§ **Material for this exercise**
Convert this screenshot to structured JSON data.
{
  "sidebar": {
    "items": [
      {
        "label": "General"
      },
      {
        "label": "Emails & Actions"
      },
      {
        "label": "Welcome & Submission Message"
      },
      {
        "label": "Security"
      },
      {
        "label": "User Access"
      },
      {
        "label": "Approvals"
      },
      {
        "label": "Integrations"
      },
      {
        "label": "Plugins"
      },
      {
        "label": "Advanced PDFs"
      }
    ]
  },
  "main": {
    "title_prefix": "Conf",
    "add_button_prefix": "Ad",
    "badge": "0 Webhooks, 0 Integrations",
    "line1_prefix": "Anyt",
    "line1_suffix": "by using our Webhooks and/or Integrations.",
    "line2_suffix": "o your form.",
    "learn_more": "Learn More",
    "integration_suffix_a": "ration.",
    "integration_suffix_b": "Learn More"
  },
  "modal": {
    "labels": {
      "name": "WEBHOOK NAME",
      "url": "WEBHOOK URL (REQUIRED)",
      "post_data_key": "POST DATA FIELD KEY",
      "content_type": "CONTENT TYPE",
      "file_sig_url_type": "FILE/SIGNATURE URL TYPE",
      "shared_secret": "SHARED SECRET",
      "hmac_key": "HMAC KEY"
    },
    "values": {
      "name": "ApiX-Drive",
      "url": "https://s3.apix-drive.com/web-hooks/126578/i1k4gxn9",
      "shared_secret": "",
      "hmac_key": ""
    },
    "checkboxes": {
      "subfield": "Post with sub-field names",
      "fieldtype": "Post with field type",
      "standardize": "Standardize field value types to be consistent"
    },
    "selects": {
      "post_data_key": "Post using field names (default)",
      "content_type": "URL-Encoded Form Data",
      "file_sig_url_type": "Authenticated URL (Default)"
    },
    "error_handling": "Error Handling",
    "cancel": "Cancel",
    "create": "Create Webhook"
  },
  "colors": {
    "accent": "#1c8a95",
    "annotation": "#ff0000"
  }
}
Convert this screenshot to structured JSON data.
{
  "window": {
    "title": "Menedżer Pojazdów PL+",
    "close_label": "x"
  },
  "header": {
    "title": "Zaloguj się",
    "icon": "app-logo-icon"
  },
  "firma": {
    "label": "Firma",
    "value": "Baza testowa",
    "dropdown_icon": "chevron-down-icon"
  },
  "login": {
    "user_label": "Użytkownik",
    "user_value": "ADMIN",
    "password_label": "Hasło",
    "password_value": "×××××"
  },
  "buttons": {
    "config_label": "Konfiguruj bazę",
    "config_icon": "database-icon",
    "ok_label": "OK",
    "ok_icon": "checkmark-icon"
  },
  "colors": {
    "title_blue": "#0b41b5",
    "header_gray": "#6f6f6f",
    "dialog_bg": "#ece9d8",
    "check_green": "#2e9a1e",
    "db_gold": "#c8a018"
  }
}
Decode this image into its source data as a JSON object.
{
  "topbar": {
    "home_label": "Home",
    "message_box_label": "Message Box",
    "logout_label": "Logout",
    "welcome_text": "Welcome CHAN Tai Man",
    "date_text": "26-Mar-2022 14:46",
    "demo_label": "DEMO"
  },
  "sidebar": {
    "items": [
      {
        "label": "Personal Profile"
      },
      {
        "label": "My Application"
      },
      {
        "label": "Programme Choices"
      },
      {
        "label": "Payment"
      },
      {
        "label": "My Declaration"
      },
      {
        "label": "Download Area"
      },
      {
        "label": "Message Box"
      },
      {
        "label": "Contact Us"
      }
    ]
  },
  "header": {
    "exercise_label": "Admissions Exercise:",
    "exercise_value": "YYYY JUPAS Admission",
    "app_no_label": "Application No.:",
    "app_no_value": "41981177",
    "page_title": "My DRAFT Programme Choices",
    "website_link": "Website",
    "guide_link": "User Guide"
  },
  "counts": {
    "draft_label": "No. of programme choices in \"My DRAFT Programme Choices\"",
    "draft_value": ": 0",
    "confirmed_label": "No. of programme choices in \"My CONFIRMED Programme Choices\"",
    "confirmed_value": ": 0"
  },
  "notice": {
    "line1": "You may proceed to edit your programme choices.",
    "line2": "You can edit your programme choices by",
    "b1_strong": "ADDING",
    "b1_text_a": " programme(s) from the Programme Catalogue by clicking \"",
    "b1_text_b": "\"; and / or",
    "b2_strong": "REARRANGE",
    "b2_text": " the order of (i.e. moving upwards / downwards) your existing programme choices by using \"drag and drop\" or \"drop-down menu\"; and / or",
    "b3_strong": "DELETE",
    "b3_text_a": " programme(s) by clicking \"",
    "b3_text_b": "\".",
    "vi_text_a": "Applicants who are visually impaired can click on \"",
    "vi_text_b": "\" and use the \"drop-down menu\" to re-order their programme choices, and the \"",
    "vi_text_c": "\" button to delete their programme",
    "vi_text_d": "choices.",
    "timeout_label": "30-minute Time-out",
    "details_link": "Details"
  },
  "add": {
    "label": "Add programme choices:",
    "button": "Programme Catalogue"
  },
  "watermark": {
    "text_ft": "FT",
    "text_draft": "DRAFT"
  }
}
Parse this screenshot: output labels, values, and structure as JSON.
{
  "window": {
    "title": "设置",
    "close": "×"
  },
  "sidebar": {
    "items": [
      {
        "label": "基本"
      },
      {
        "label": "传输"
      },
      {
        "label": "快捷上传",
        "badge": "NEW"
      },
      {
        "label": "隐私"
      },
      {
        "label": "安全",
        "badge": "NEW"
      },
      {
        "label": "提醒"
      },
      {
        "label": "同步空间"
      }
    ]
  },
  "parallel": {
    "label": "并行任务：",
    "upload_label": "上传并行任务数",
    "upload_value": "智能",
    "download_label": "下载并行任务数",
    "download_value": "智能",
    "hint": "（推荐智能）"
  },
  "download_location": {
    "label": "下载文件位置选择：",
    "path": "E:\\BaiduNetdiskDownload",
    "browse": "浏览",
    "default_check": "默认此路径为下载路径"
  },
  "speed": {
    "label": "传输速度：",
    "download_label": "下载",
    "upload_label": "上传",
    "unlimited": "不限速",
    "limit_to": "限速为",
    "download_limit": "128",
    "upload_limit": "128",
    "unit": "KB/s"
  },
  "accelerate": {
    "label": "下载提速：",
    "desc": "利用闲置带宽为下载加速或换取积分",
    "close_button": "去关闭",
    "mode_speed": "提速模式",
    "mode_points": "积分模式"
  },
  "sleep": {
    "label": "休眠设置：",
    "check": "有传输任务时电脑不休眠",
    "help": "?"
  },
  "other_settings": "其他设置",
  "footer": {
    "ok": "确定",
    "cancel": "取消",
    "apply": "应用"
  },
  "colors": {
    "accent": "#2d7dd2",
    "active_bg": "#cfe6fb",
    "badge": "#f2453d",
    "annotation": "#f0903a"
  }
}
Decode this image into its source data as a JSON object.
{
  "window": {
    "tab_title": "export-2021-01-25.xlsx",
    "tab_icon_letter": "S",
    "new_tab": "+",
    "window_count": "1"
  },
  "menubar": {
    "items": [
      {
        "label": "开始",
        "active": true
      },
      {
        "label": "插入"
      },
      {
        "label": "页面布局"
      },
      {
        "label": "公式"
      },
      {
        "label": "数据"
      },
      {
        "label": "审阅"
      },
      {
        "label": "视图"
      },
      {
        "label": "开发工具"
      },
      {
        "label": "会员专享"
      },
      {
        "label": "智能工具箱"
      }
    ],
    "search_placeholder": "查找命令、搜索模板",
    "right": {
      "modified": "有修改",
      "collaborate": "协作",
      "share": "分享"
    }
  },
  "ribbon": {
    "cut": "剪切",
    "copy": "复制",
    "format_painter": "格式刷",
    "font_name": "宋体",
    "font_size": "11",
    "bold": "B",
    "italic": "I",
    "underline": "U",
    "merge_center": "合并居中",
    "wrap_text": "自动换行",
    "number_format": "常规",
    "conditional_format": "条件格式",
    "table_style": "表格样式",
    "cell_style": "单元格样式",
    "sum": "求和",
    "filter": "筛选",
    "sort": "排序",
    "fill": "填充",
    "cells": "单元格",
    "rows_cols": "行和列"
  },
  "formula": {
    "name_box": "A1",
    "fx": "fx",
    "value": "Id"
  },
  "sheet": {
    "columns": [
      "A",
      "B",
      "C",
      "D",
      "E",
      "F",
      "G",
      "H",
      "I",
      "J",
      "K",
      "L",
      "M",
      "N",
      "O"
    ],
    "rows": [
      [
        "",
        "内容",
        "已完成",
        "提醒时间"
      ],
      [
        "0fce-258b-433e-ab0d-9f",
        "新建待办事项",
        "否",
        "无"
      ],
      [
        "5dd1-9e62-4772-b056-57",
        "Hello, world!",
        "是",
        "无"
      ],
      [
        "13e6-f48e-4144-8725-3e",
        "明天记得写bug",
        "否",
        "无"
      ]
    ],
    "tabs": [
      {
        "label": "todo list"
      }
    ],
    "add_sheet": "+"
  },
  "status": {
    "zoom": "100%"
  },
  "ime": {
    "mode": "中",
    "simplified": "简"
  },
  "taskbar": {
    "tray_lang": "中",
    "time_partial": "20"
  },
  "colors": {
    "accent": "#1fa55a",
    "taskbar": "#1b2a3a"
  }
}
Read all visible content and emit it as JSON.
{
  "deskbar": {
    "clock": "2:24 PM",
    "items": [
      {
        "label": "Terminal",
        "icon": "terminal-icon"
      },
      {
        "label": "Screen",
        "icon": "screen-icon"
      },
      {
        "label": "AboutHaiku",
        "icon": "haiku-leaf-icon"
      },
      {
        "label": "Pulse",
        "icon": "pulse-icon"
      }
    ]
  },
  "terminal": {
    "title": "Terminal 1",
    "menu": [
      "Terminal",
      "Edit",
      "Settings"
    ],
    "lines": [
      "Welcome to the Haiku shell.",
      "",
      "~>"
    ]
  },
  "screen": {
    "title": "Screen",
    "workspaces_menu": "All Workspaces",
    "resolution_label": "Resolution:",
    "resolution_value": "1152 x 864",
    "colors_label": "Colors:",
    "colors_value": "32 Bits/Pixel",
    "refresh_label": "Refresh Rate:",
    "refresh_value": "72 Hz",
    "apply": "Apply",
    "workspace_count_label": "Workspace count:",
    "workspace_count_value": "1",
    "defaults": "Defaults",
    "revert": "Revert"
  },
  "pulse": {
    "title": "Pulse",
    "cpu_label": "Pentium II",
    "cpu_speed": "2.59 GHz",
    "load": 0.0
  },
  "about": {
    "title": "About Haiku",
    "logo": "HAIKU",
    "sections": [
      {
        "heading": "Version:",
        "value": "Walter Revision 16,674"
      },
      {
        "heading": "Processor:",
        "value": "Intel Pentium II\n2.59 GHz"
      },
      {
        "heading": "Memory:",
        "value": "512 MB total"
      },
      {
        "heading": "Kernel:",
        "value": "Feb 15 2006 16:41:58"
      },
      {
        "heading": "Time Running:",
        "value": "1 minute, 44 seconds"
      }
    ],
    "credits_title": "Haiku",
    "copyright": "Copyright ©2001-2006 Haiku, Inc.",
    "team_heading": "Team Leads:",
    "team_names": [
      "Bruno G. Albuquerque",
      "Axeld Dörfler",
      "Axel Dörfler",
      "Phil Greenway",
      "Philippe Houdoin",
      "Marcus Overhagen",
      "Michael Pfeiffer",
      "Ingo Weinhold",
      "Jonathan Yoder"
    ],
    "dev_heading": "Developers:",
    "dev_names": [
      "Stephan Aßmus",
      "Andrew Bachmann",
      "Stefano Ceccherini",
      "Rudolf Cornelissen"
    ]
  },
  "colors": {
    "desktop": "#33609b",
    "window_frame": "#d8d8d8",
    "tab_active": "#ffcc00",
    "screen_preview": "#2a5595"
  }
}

§ **Instructions to follow**
Where a line of the entries contains the word "Catalogue", copy that line.

§ **Written answer**
    "b1_text_a": " programme(s) from the Programme Catalogue by clicking \"",
    "button": "Programme Catalogue"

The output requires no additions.